EXTRACT PROVIDED.
Methods and Properties available:

  • Same as IdentifiableObject

RepositoryLocalObject

Repository is another name for Publication (why couldn’t they call it PublicationLocalObject?) so this means all items within our Publication. This ItemType is a good generic one to use when dealing with most content types.

Methods and Properties available include all from IdentifiableObject plus:

  • BlueprintInfo
  • IsPublishedInContext
  • LocationInfo
  • Metadata

VersionedItem

Content items such as Pages and Components. Does not include non-versioned items such as Folders or Structure Groups.

Methods and Properties available include all from RepositoryLocalObject plus:

  • LocationInfoVersionInfo

Tridion Old School Objects

Page

The page object we all know and love. Contains a mandatory property ‘FileName’ that must be set when creating new items.

Methods and Properties available include all from VersionedItem plus:

  • ComponentPresentations
  • FileName*
  • IsPageTemplateInherited
  • PageTemplate
  • WorkflowInfo

Component

The classic object containing the actual content. Contains a mandatory property of Schema.

TASK INSTRUCTIONS.
1 – Answer these questions from the extract on Tridion object types:
(a) What is Repository another name for?
(b) Which two kinds of non-versioned items does VersionedItem not include?
(c) Which mandatory property must be set when creating a new Page?
2 – Resume the extract on Tridion object types after its last sentence, and keep its format and technical register.
The material has no part in this work.

SOURCE DATA.

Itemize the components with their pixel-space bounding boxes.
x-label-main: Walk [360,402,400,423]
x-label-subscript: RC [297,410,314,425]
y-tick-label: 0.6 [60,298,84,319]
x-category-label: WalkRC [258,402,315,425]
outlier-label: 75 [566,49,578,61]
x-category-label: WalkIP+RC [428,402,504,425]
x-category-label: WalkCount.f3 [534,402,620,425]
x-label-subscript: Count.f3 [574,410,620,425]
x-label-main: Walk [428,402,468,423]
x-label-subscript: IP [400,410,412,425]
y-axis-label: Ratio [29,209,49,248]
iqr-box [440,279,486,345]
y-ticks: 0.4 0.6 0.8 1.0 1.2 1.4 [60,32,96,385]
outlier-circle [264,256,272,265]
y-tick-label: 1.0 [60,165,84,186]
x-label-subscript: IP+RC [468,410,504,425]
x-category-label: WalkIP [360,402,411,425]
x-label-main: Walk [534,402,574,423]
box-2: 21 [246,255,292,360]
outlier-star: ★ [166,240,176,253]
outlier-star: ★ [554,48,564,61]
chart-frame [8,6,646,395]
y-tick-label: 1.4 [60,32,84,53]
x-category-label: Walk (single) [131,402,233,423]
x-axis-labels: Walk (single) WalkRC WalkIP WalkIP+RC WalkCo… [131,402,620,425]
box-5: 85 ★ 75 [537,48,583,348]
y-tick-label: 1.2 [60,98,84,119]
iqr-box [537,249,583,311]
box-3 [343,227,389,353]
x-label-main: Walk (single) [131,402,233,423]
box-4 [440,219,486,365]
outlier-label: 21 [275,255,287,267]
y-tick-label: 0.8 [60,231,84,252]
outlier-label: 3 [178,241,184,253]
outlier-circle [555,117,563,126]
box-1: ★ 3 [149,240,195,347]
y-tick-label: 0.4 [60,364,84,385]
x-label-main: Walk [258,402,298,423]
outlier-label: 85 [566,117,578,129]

ANSWER SET.
1 –
(a) Publication
(b) Folders and Structure Groups
(c) FileName

2 –
Methods and Properties available include all from VersionedItem plus:

  • ApprovalStatus
  • BinaryContent
  • ComponentType
  • Content
  • IsBasedOnMandatorySchema
  • IsBasedOnTridionWebSchema
  • Schema*
  • WorkflowInfo

Casting the Generic IdentifiableObject to a Page object

Recently I was working on porting a classic ASP custom page to use the Core Service and was excited to learn about the copy method on this StackOverflow post. By default it returns an IdentifiableObject:

// newItem is ItemType IdentifiableObject
var newItem = client.Copy(source.Id, orgItemUri, true, new ReadOptions());

If I want to access the FileName property I need to cast it to a Page object:

// newItem is ItemType Page
var newItem = client.Copy(source.Id, orgItemUri, true, new ReadOptions()) as Page;

However, in my code I wanted to copy any kind of item and cast it to a Page if I need to. With some help from the Tridion StackOverflow community I learned how to get the ItemType and then for only Pages set the FileName property.

PageData pageData = newItem as PageData;  // Cast IdentifiableObject to Page object

Notice the new UnknownByClient (UBC) ItemType – almost a UFO!

	private string CreateNewItemCopy(string title, RepositoryLocalObjectData source, string filename)
        {
            string newItemUri = "";
            try
            {
                ItemType tridionItemType = GetTridionItemType(source);
                string orgItemUri = source.LocationInfo.OrganizationalItem.IdRef;
                var newItem = client.Copy(source.Id, orgItemUri, true, new ReadOptions());
                newItem.Title = title;
                if (tridionItemType == ItemType.Page)
                {
                    PageData pageData = newItem as PageData;
                    pageData.FileName = filename;
                    client.Update(pageData, new ReadOptions());
                }
                else
                {
                    client.Update(newItem, new ReadOptions());
                }
                newItemUri = newItem.Id;
            }
            catch (Exception ex)
            {
                throw;
            }

            return newItemUri;
        }

	private ItemType GetTridionItemType(RepositoryLocalObjectData source)
	{
		string itemType = source.GetType().Name;

		switch (itemType)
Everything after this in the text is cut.